In the forum thread below about legal requirements for clothing tags, where on the tag must the country of origin be shown?

#### Document extract:
******
# What do you legally need on the tags?



## howierocket

I will be making my own tags and have the company I am getting my shirts from relable the shirts. Have any of you found out what you need to legally need to have on the shirts? I will have a hang tag that I will put the washing instructions and stuff on but what needs to legally be affixed to the shirts? Anything?

Thanks!


----------



## Solmu

Off the top of my head: full legal name of the company and/or an RN, country of origin on the FRONT of the tag, accurate care instructions in clear and legible English (can't over or under prescribe treatment - symbols optional), fibre content (I think)... that might be all actually. I wrote about it a while ago in depth (here) and the FTC have a very good website on the subject.

Most blanks are sold with legally compliant tags (occasionally they're not), and they are generally designed so that if you remove the top tag (with the brand of the blank) and leave the back tag (with the care instructions, etc.), making sure your front tag is the same size or smaller (so the back tag hangs down a little and displays the country of origin - generally placed at the bottom of the back tag so it displays at the front, as legally required)... then you will be legally compliant.

(if you want to transfer the information across onto your tag and have one tag only you can, but if you want to have more company stuff on the tag and not have to worry about legal requirements that is one way to do it)


----------



## Comin'OutSwingin

Here's a link to the FTC's website. It gives all detailed info on what is required on labels:

http://www.ftc.gov/bcp/conline/pubs/buspubs/comeclean.htm


----------



## howierocket

Badass! Thanks guys.
******
#### Data section:
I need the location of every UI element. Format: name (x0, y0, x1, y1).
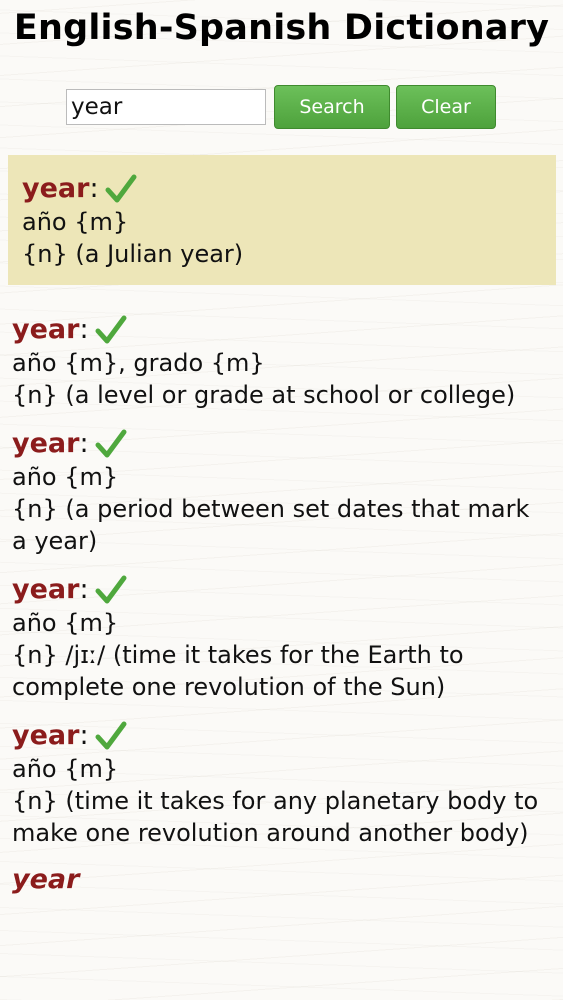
******
#### Final answer:
On the front of the tag.